--- start Dataset rows ---

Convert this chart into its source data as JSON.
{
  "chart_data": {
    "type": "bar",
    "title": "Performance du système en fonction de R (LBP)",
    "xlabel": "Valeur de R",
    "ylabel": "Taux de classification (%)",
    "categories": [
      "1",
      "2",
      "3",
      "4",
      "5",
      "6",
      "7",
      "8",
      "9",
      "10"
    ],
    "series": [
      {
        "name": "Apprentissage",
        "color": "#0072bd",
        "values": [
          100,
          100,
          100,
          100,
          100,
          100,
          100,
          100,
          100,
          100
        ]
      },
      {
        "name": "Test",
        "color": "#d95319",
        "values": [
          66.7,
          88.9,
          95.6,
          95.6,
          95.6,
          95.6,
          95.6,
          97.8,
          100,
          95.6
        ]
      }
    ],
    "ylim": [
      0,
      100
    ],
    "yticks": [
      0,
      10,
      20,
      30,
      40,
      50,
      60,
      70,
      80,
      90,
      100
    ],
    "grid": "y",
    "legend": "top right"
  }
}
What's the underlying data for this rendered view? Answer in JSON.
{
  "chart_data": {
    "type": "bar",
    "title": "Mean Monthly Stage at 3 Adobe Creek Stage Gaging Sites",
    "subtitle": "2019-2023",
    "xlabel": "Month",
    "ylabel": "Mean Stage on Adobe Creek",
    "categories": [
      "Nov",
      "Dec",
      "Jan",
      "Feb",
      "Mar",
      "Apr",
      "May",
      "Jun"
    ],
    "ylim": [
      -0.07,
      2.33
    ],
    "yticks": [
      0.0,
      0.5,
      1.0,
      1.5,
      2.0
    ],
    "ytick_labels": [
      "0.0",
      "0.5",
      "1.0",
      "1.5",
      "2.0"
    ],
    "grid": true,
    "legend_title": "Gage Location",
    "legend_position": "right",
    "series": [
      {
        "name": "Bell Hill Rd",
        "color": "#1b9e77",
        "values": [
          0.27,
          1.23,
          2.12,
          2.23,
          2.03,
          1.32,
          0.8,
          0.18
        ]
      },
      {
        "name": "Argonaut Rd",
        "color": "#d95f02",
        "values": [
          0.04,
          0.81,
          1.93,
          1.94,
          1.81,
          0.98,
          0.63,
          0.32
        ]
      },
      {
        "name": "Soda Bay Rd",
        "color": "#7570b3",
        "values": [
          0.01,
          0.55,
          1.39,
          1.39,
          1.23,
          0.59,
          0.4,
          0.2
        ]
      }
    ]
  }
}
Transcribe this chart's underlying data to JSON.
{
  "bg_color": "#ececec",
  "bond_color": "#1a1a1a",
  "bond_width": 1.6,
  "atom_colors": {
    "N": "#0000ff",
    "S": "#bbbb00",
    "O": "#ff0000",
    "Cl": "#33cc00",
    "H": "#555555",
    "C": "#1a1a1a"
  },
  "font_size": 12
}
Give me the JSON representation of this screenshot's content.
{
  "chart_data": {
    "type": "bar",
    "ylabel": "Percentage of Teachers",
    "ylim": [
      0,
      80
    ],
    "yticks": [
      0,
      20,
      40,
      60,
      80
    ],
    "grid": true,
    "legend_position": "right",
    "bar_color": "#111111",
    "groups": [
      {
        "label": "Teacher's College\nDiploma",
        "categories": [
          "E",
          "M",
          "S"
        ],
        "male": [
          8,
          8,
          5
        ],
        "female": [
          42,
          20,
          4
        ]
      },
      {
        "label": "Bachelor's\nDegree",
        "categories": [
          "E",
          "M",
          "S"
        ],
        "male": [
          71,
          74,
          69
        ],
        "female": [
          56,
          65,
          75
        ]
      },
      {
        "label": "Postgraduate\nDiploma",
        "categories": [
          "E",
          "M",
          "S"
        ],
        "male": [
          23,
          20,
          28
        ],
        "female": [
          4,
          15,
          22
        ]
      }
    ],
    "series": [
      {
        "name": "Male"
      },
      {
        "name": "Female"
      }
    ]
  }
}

--- end Dataset rows ---

**Direction**:
Here, the records must be output exactly and in full.

**Correct response**:
Convert this chart into its source data as JSON.
{
  "chart_data": {
    "type": "bar",
    "title": "Performance du système en fonction de R (LBP)",
    "xlabel": "Valeur de R",
    "ylabel": "Taux de classification (%)",
    "categories": [
      "1",
      "2",
      "3",
      "4",
      "5",
      "6",
      "7",
      "8",
      "9",
      "10"
    ],
    "series": [
      {
        "name": "Apprentissage",
        "color": "#0072bd",
        "values": [
          100,
          100,
          100,
          100,
          100,
          100,
          100,
          100,
          100,
          100
        ]
      },
      {
        "name": "Test",
        "color": "#d95319",
        "values": [
          66.7,
          88.9,
          95.6,
          95.6,
          95.6,
          95.6,
          95.6,
          97.8,
          100,
          95.6
        ]
      }
    ],
    "ylim": [
      0,
      100
    ],
    "yticks": [
      0,
      10,
      20,
      30,
      40,
      50,
      60,
      70,
      80,
      90,
      100
    ],
    "grid": "y",
    "legend": "top right"
  }
}
What's the underlying data for this rendered view? Answer in JSON.
{
  "chart_data": {
    "type": "bar",
    "title": "Mean Monthly Stage at 3 Adobe Creek Stage Gaging Sites",
    "subtitle": "2019-2023",
    "xlabel": "Month",
    "ylabel": "Mean Stage on Adobe Creek",
    "categories": [
      "Nov",
      "Dec",
      "Jan",
      "Feb",
      "Mar",
      "Apr",
      "May",
      "Jun"
    ],
    "ylim": [
      -0.07,
      2.33
    ],
    "yticks": [
      0.0,
      0.5,
      1.0,
      1.5,
      2.0
    ],
    "ytick_labels": [
      "0.0",
      "0.5",
      "1.0",
      "1.5",
      "2.0"
    ],
    "grid": true,
    "legend_title": "Gage Location",
    "legend_position": "right",
    "series": [
      {
        "name": "Bell Hill Rd",
        "color": "#1b9e77",
        "values": [
          0.27,
          1.23,
          2.12,
          2.23,
          2.03,
          1.32,
          0.8,
          0.18
        ]
      },
      {
        "name": "Argonaut Rd",
        "color": "#d95f02",
        "values": [
          0.04,
          0.81,
          1.93,
          1.94,
          1.81,
          0.98,
          0.63,
          0.32
        ]
      },
      {
        "name": "Soda Bay Rd",
        "color": "#7570b3",
        "values": [
          0.01,
          0.55,
          1.39,
          1.39,
          1.23,
          0.59,
          0.4,
          0.2
        ]
      }
    ]
  }
}
Transcribe this chart's underlying data to JSON.
{
  "bg_color": "#ececec",
  "bond_color": "#1a1a1a",
  "bond_width": 1.6,
  "atom_colors": {
    "N": "#0000ff",
    "S": "#bbbb00",
    "O": "#ff0000",
    "Cl": "#33cc00",
    "H": "#555555",
    "C": "#1a1a1a"
  },
  "font_size": 12
}
Give me the JSON representation of this screenshot's content.
{
  "chart_data": {
    "type": "bar",
    "ylabel": "Percentage of Teachers",
    "ylim": [
      0,
      80
    ],
    "yticks": [
      0,
      20,
      40,
      60,
      80
    ],
    "grid": true,
    "legend_position": "right",
    "bar_color": "#111111",
    "groups": [
      {
        "label": "Teacher's College\nDiploma",
        "categories": [
          "E",
          "M",
          "S"
        ],
        "male": [
          8,
          8,
          5
        ],
        "female": [
          42,
          20,
          4
        ]
      },
      {
        "label": "Bachelor's\nDegree",
        "categories": [
          "E",
          "M",
          "S"
        ],
        "male": [
          71,
          74,
          69
        ],
        "female": [
          56,
          65,
          75
        ]
      },
      {
        "label": "Postgraduate\nDiploma",
        "categories": [
          "E",
          "M",
          "S"
        ],
        "male": [
          23,
          20,
          28
        ],
        "female": [
          4,
          15,
          22
        ]
      }
    ],
    "series": [
      {
        "name": "Male"
      },
      {
        "name": "Female"
      }
    ]
  }
}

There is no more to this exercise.